● What to work on: Reproduce the full article about internal migration in India word for word.

● Document:
=-=-=-=-=
Civil Society News, New Delhi

Published: Aug. 02, 2016
Updated: May. 01, 2017

MIgration is leading to mingling of identities across India. People migrate mostly for survival, jobs, education and marriage. Nowhere is this more visible than in our cities. A walk down the road, a ride on a bus and you see faces from all over. But migration also takes place in small towns and rural areas where it may not be so readily noticed and documented.

Internal Migration in Contemporary India seeks to explain the dynamics of migration. Edited by Deepak K. Mishra, professor at the Centre for the Study of Regional Development, School of Social Sciences, Jawaharlal Nehru University, the book consists of a series of research papers by academics.

What makes the book interesting is that it captures the experiences of different migrating groups. It includes a study of Muslim women migrants living in Jamia Nagar in Delhi, Northeast migrants in the capital and Ladakhi youth who come to the city to study. There are chapters on Bihari migrants, migration and Punjab, and a study of migration patterns in nine villages of Andhra Pradesh. Also included is an important paper on seasonal migrants — the most vulnerable.

Cities are the magnets to which people are drawn. The shift is for opportunities, but with them come the challenges of discrimination and poor access. The city can be a harsh place to be and poorer migrants are worse off than the others. This is also true outside cities when the migration is from one region to another.

In an email interview, Prof. Mishra answers some questions on the relevant and significant book he has edited.

Your book has a range of people’s experiences of migration. How were migrant communities chosen? How long has the book been in the making?
=-=-=-=-=
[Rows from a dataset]
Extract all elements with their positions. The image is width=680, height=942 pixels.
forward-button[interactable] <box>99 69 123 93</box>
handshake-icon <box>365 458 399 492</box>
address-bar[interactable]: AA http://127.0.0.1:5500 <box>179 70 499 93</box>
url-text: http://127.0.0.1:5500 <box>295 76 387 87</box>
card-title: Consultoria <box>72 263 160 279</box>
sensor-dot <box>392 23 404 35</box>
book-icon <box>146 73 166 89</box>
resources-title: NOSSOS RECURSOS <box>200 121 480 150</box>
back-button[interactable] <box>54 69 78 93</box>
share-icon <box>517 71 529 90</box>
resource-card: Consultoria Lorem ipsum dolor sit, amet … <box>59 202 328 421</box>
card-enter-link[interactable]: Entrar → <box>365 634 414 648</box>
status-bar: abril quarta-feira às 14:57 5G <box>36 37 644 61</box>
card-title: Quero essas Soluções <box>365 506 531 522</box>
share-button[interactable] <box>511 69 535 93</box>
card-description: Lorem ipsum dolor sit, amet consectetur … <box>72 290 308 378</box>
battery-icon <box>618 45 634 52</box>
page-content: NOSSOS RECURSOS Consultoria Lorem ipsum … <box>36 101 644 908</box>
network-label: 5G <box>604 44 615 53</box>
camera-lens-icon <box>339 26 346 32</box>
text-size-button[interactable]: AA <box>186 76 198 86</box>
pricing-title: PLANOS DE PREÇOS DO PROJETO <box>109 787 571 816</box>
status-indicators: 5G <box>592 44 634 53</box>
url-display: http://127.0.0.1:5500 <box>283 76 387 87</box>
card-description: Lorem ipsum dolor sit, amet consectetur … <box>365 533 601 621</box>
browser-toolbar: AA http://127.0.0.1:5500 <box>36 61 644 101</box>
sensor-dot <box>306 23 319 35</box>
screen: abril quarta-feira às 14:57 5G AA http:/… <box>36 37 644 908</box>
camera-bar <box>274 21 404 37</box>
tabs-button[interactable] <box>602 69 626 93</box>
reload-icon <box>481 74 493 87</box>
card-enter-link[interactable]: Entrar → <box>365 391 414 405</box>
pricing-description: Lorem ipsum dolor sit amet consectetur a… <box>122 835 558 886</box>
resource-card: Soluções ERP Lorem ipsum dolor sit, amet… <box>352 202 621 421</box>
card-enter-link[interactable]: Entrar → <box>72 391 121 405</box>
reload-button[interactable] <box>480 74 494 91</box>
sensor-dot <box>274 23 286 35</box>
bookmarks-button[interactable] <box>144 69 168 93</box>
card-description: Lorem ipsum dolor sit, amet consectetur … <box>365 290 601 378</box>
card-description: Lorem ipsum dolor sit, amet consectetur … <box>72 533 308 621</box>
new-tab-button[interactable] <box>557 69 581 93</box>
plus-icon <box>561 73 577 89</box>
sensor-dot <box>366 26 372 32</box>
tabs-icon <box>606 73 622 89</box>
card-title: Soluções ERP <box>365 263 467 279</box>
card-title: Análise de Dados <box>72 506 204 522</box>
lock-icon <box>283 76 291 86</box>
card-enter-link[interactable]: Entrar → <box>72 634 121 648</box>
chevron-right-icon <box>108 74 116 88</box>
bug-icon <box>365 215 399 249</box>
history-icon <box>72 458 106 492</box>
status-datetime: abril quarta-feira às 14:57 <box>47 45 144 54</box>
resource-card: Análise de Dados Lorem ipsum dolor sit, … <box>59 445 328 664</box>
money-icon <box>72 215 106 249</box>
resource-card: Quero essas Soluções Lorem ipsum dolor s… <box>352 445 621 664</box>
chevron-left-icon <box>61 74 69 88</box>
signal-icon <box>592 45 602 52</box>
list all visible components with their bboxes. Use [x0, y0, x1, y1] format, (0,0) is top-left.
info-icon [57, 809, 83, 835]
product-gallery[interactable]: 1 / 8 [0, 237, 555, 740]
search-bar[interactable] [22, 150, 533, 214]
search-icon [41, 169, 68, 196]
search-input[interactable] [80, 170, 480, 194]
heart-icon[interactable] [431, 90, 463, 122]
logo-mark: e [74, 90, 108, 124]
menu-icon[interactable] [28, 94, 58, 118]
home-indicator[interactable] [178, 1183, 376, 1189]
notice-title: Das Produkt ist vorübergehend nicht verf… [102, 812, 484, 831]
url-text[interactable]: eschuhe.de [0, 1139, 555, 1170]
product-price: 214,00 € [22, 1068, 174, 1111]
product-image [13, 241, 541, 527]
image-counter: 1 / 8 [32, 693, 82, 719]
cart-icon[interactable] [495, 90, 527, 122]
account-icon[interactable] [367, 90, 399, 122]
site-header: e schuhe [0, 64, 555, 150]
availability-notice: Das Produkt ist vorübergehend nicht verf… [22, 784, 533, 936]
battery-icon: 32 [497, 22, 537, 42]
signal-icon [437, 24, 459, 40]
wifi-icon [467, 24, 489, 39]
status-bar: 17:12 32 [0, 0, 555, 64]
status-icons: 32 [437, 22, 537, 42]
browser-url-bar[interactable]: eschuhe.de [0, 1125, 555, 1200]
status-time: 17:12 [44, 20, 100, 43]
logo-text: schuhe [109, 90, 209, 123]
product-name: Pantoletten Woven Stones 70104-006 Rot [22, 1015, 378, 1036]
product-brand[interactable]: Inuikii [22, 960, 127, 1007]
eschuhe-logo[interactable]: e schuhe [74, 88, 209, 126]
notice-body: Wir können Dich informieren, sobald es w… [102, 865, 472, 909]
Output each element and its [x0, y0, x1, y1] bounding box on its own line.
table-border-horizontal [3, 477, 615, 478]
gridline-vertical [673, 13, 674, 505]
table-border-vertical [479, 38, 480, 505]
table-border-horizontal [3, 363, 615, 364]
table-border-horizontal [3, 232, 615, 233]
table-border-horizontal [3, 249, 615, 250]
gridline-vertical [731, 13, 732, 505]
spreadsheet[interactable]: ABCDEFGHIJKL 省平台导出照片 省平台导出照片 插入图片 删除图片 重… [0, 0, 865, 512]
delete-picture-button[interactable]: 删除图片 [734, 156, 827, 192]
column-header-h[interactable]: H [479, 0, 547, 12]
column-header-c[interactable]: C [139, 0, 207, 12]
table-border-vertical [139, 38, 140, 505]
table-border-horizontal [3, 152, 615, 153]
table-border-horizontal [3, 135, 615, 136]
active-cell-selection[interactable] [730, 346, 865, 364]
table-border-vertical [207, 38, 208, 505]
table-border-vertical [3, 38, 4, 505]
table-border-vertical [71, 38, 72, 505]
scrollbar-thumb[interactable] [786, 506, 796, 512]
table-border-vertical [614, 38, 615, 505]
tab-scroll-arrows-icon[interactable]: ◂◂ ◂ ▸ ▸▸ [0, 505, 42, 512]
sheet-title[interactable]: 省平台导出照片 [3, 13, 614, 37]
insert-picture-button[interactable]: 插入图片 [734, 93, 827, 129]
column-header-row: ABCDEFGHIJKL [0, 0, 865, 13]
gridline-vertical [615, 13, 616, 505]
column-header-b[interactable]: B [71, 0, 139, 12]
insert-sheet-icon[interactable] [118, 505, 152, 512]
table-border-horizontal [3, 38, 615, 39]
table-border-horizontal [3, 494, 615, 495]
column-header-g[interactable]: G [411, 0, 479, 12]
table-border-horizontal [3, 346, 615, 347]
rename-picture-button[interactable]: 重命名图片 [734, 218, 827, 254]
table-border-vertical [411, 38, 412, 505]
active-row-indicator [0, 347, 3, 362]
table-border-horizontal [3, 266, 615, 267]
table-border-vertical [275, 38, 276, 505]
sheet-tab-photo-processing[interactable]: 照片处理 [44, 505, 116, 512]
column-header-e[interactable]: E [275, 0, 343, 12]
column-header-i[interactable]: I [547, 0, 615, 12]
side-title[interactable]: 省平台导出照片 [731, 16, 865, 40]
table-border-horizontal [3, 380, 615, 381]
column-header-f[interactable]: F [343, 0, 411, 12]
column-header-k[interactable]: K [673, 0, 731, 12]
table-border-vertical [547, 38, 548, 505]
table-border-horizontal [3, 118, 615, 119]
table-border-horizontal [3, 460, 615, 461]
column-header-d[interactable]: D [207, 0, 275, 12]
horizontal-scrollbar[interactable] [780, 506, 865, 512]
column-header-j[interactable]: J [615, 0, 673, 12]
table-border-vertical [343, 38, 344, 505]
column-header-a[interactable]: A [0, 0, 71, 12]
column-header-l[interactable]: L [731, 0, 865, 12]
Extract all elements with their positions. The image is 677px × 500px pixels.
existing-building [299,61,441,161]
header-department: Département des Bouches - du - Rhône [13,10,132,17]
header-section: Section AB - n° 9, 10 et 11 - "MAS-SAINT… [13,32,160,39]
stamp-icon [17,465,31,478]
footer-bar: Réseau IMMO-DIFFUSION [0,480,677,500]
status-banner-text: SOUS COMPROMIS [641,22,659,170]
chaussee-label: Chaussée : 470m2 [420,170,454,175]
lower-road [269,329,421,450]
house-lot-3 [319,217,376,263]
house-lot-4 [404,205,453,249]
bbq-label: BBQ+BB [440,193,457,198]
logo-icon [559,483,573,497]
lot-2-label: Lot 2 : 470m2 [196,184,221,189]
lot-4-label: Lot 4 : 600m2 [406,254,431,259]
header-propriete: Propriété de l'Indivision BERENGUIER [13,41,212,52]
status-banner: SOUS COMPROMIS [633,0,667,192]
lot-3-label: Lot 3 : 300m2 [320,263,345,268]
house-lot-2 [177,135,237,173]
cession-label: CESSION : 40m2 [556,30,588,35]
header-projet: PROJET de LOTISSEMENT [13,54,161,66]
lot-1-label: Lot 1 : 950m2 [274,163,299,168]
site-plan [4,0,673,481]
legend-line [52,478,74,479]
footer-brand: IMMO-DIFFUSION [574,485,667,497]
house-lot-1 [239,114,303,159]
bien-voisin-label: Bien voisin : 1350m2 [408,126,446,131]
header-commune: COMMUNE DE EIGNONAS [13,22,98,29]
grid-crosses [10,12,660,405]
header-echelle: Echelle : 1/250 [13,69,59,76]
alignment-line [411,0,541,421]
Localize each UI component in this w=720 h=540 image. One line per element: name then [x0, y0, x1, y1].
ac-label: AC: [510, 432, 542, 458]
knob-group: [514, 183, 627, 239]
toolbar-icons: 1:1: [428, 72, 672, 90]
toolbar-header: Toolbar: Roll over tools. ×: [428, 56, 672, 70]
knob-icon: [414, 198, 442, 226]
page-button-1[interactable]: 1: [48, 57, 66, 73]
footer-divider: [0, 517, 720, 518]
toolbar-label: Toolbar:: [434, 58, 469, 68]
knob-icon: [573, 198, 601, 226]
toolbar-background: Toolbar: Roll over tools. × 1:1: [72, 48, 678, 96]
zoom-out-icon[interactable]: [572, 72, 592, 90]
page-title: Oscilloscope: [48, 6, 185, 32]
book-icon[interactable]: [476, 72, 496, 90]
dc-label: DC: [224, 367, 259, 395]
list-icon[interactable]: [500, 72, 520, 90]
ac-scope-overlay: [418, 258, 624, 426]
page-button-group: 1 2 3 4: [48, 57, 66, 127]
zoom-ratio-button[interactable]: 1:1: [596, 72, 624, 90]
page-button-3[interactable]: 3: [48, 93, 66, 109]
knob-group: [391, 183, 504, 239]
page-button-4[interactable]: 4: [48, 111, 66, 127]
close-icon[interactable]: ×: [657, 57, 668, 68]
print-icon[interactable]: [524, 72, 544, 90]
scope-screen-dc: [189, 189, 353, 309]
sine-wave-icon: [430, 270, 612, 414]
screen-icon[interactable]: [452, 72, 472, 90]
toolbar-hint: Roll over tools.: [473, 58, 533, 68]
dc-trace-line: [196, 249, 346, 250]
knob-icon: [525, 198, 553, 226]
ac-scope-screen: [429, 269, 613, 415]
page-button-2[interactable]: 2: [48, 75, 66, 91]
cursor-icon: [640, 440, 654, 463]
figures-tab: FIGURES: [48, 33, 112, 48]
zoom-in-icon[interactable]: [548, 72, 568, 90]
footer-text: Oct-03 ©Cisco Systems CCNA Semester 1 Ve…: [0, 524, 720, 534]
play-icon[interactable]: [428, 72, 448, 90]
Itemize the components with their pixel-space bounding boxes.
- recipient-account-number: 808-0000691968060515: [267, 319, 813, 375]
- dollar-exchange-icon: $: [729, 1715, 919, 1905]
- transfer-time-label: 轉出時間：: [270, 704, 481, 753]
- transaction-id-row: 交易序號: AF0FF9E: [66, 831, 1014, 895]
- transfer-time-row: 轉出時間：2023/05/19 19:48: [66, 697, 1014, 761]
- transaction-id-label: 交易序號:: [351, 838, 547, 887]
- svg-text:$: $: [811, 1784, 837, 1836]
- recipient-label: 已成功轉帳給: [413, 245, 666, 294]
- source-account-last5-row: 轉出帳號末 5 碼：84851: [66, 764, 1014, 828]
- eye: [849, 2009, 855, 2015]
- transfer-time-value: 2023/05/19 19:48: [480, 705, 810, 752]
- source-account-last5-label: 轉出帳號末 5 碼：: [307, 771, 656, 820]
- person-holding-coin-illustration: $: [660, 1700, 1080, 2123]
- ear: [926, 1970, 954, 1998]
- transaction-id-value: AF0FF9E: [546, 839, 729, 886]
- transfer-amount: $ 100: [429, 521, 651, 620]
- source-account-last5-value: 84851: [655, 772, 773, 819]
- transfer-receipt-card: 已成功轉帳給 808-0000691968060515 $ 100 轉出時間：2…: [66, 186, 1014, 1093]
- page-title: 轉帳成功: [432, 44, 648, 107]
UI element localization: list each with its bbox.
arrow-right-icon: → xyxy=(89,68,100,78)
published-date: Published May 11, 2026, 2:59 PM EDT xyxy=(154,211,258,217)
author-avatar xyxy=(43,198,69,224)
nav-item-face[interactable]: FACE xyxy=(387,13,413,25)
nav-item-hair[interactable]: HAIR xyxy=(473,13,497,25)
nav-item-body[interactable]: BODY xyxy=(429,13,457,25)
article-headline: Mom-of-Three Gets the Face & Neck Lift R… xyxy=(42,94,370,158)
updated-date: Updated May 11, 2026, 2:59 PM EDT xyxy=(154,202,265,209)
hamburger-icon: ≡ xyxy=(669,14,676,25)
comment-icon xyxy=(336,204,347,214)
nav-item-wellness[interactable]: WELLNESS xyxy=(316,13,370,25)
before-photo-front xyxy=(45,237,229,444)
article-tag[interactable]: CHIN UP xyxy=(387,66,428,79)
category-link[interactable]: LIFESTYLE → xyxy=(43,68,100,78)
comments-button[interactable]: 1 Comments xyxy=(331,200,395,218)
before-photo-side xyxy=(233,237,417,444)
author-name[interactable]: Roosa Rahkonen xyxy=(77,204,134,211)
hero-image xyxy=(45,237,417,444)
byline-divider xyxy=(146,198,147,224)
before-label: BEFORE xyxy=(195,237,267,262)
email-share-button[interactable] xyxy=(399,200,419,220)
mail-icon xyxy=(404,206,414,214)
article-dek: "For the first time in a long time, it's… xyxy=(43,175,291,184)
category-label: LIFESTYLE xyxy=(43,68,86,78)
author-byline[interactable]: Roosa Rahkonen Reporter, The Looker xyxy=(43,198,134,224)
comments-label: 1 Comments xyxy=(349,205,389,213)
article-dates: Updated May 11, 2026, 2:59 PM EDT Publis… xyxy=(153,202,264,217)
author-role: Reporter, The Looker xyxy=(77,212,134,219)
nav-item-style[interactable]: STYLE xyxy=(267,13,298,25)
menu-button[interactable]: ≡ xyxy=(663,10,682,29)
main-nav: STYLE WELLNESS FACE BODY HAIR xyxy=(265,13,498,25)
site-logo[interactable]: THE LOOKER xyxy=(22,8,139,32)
=-=-=-=-=
● Written answer:
Civil Society News, New Delhi

Published: Aug. 02, 2016
Updated: May. 01, 2017

MIgration is leading to mingling of identities across India. People migrate mostly for survival, jobs, education and marriage. Nowhere is this more visible than in our cities. A walk down the road, a ride on a bus and you see faces from all over. But migration also takes place in small towns and rural areas where it may not be so readily noticed and documented.

Internal Migration in Contemporary India seeks to explain the dynamics of migration. Edited by Deepak K. Mishra, professor at the Centre for the Study of Regional Development, School of Social Sciences, Jawaharlal Nehru University, the book consists of a series of research papers by academics.

What makes the book interesting is that it captures the experiences of different migrating groups. It includes a study of Muslim women migrants living in Jamia Nagar in Delhi, Northeast migrants in the capital and Ladakhi youth who come to the city to study. There are chapters on Bihari migrants, migration and Punjab, and a study of migration patterns in nine villages of Andhra Pradesh. Also included is an important paper on seasonal migrants — the most vulnerable.

Cities are the magnets to which people are drawn. The shift is for opportunities, but with them come the challenges of discrimination and poor access. The city can be a harsh place to be and poorer migrants are worse off than the others. This is also true outside cities when the migration is from one region to another.

In an email interview, Prof. Mishra answers some questions on the relevant and significant book he has edited.

Your book has a range of people’s experiences of migration. How were migrant communities chosen? How long has the book been in the making?